→ **阅读材料**
────────
亚麻枯萎病菌生长和产毒最适培养条件初探

2015-08-21宋喜霞

中国麻业科学 2015年3期

宋喜霞

(黑龙江省农业科学院经济作物研究所，哈尔滨150086)

亚麻枯萎病是由尖孢镰刀菌亚麻专化型[Fusarium oxysporum Schl.f.sp.lini(Bolley)]引起的一种真菌病害，普遍发生在各亚麻种植地区。一般发病率为20%～30%左右，严重时可达40%以上，甚至绝产，严重影响亚麻产量和纤维质量[1]。镰刀菌毒素是镰刀菌产生的能引起植物萎蔫的一种代谢产物，是镰刀菌病害致病的主要原因之一[2]。
────────
→ **任务要求**
把上面关于亚麻枯萎病菌的阅读材料原样整篇摘出，一字不改。
────────
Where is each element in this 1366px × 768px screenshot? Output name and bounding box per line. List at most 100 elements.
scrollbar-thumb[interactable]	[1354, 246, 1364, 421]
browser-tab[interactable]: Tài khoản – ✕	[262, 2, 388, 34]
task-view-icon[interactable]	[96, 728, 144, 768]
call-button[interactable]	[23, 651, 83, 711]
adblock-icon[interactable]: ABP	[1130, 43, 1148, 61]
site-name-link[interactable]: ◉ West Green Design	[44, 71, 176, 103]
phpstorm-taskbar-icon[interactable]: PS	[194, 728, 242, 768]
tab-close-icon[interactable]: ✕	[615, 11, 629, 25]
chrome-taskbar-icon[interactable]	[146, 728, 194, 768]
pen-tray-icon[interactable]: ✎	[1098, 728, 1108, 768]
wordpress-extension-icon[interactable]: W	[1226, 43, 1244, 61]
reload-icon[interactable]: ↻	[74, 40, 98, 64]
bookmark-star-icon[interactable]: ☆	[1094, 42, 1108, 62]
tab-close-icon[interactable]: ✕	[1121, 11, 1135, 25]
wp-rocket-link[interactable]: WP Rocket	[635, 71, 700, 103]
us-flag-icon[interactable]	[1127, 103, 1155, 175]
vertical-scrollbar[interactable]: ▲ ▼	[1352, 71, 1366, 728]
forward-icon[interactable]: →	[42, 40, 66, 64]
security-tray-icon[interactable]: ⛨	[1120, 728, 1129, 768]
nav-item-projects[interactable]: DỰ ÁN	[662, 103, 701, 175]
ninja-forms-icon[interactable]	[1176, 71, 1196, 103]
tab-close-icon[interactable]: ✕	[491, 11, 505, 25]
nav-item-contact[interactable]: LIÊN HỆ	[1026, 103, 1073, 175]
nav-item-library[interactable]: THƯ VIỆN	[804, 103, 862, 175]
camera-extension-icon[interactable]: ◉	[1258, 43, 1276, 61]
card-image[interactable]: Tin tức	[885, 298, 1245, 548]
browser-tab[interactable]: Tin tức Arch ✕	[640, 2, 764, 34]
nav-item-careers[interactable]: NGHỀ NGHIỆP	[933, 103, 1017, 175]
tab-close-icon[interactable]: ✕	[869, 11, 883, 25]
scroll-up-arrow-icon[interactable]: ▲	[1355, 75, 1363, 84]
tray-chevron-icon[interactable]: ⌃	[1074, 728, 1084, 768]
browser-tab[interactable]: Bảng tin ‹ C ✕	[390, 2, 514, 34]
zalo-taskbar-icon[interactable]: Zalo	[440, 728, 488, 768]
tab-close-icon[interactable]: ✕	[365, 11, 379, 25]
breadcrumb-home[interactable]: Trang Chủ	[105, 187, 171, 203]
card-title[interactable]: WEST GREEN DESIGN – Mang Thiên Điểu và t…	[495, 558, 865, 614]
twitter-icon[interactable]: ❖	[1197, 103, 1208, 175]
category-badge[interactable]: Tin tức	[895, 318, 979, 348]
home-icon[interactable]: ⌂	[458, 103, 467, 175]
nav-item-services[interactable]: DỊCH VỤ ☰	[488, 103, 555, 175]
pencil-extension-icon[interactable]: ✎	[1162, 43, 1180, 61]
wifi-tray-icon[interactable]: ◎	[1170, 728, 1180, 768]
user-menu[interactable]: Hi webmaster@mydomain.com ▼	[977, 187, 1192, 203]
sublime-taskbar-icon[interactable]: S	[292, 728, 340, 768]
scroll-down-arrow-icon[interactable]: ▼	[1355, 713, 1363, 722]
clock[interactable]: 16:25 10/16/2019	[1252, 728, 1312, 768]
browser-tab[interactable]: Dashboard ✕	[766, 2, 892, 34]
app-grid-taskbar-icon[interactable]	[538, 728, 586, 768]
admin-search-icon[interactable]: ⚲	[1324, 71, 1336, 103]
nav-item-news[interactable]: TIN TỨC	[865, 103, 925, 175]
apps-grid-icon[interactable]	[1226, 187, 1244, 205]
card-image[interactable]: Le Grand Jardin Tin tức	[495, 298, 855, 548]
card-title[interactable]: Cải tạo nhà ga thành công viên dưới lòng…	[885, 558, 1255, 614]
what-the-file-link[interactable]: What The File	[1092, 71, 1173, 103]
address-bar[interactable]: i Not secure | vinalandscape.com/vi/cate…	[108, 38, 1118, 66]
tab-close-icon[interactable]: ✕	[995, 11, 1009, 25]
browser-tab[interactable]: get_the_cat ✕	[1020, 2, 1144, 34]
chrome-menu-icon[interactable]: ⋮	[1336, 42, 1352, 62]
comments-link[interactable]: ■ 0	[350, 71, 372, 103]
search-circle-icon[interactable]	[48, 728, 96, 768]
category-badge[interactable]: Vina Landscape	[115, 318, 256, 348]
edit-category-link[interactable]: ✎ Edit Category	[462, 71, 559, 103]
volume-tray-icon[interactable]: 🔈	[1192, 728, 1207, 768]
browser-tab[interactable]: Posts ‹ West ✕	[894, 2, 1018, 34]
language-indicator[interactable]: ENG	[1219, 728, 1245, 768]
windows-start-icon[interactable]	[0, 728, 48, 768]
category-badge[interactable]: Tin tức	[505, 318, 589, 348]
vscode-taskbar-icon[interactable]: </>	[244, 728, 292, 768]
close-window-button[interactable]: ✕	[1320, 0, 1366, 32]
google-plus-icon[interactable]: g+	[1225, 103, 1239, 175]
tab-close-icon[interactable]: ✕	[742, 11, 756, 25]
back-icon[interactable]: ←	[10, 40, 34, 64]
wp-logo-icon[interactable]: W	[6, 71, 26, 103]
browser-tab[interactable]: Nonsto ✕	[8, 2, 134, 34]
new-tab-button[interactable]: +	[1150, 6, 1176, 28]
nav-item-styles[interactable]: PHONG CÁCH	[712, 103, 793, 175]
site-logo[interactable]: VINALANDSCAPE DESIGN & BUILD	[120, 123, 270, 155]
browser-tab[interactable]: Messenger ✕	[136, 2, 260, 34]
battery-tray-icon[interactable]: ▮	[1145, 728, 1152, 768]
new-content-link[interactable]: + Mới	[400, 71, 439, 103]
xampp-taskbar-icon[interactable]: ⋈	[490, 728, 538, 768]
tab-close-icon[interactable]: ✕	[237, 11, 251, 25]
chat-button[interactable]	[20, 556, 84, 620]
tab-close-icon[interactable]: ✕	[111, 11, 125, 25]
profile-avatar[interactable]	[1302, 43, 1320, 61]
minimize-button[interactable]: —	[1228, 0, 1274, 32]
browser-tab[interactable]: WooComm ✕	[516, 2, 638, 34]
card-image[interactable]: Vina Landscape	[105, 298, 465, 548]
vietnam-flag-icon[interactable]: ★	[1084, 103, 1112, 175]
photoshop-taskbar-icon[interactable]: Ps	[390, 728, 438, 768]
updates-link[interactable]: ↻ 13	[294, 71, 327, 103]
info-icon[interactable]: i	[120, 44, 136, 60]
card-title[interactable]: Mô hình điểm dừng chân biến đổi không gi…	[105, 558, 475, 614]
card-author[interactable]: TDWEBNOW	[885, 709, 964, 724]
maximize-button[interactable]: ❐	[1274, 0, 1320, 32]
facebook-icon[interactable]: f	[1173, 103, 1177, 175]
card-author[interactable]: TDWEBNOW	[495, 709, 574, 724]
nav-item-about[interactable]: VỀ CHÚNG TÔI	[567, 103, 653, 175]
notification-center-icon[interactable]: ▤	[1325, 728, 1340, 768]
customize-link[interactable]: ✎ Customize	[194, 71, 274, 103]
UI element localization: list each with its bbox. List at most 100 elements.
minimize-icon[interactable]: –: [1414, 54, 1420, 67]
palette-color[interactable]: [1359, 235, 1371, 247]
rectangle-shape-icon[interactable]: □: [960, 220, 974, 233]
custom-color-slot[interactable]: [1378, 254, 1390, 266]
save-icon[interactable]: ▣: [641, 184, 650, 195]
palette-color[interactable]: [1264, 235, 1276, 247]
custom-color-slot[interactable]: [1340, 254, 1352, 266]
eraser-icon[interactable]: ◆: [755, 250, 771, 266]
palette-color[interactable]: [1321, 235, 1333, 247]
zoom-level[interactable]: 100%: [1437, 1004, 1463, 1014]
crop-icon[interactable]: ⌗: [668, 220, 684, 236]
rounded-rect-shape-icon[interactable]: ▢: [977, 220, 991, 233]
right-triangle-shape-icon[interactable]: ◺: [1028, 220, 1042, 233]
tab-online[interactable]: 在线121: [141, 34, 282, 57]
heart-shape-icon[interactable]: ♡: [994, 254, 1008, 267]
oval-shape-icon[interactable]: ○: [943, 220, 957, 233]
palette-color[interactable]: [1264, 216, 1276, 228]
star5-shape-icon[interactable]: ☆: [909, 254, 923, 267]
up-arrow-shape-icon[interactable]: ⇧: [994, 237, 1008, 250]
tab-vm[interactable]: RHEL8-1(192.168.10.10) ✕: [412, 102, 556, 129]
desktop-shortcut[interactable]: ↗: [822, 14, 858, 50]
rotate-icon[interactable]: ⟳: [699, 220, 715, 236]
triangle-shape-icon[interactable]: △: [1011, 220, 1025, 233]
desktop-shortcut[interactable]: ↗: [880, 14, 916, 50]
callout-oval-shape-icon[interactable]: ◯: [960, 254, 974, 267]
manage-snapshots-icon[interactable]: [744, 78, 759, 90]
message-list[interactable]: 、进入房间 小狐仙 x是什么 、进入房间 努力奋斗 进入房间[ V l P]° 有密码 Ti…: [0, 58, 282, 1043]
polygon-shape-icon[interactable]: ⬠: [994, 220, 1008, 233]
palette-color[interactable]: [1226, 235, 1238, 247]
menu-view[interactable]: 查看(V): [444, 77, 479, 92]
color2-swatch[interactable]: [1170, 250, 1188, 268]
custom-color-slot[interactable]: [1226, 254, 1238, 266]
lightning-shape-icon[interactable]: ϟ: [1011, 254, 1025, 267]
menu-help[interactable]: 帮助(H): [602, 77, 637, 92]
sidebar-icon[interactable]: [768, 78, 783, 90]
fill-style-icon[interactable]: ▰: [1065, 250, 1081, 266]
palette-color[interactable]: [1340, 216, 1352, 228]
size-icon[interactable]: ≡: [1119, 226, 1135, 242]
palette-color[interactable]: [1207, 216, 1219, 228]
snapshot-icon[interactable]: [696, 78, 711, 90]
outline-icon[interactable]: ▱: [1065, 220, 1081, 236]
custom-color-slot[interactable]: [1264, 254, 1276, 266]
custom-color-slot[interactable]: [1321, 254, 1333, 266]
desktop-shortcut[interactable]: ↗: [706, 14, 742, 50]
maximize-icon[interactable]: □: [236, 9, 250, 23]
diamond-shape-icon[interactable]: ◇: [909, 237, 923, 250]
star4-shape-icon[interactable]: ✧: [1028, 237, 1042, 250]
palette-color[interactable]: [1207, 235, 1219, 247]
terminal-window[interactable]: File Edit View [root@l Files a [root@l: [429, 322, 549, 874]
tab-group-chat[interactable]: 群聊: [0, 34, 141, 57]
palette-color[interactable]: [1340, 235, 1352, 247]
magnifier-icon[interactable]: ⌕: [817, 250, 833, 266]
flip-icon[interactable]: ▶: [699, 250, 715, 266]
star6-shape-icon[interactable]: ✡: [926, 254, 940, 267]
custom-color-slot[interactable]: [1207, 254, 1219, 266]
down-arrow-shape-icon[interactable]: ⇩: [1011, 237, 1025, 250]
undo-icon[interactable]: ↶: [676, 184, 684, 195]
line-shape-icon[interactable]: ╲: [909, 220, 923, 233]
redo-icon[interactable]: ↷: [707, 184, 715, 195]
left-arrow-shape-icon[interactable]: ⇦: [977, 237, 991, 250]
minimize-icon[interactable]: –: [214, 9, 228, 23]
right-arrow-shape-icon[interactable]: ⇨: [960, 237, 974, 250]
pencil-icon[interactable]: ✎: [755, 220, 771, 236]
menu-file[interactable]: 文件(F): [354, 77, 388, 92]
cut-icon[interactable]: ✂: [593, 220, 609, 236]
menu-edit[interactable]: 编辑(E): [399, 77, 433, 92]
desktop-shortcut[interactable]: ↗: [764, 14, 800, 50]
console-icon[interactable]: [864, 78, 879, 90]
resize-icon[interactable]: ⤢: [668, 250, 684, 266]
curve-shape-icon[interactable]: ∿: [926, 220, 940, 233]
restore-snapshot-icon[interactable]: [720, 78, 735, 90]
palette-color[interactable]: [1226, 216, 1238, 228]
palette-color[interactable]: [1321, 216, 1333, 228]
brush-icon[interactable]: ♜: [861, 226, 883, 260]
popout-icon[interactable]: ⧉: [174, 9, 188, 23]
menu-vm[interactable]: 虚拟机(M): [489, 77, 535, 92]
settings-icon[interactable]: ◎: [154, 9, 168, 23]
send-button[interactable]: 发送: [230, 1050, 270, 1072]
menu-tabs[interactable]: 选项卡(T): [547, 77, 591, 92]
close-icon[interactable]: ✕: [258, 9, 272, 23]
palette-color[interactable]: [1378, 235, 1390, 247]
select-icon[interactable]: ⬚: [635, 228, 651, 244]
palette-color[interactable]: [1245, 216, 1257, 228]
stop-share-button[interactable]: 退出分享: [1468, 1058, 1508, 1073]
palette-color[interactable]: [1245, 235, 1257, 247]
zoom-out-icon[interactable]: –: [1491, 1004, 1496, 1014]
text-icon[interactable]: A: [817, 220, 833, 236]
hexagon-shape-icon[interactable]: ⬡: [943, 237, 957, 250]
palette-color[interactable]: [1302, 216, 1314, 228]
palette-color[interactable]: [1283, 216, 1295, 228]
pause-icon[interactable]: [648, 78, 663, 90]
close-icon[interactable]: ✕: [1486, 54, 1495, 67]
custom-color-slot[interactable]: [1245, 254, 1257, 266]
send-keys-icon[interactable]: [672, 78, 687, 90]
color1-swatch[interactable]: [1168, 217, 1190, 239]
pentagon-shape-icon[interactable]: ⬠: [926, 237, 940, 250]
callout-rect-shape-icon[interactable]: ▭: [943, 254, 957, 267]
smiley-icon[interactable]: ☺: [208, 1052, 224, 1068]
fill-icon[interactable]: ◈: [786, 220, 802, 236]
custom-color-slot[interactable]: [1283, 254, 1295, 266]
────────
→ **回答**
亚麻枯萎病菌生长和产毒最适培养条件初探

2015-08-21宋喜霞

中国麻业科学 2015年3期

宋喜霞

(黑龙江省农业科学院经济作物研究所，哈尔滨150086)

亚麻枯萎病是由尖孢镰刀菌亚麻专化型[Fusarium oxysporum Schl.f.sp.lini(Bolley)]引起的一种真菌病害，普遍发生在各亚麻种植地区。一般发病率为20%～30%左右，严重时可达40%以上，甚至绝产，严重影响亚麻产量和纤维质量[1]。镰刀菌毒素是镰刀菌产生的能引起植物萎蔫的一种代谢产物，是镰刀菌病害致病的主要原因之一[2]。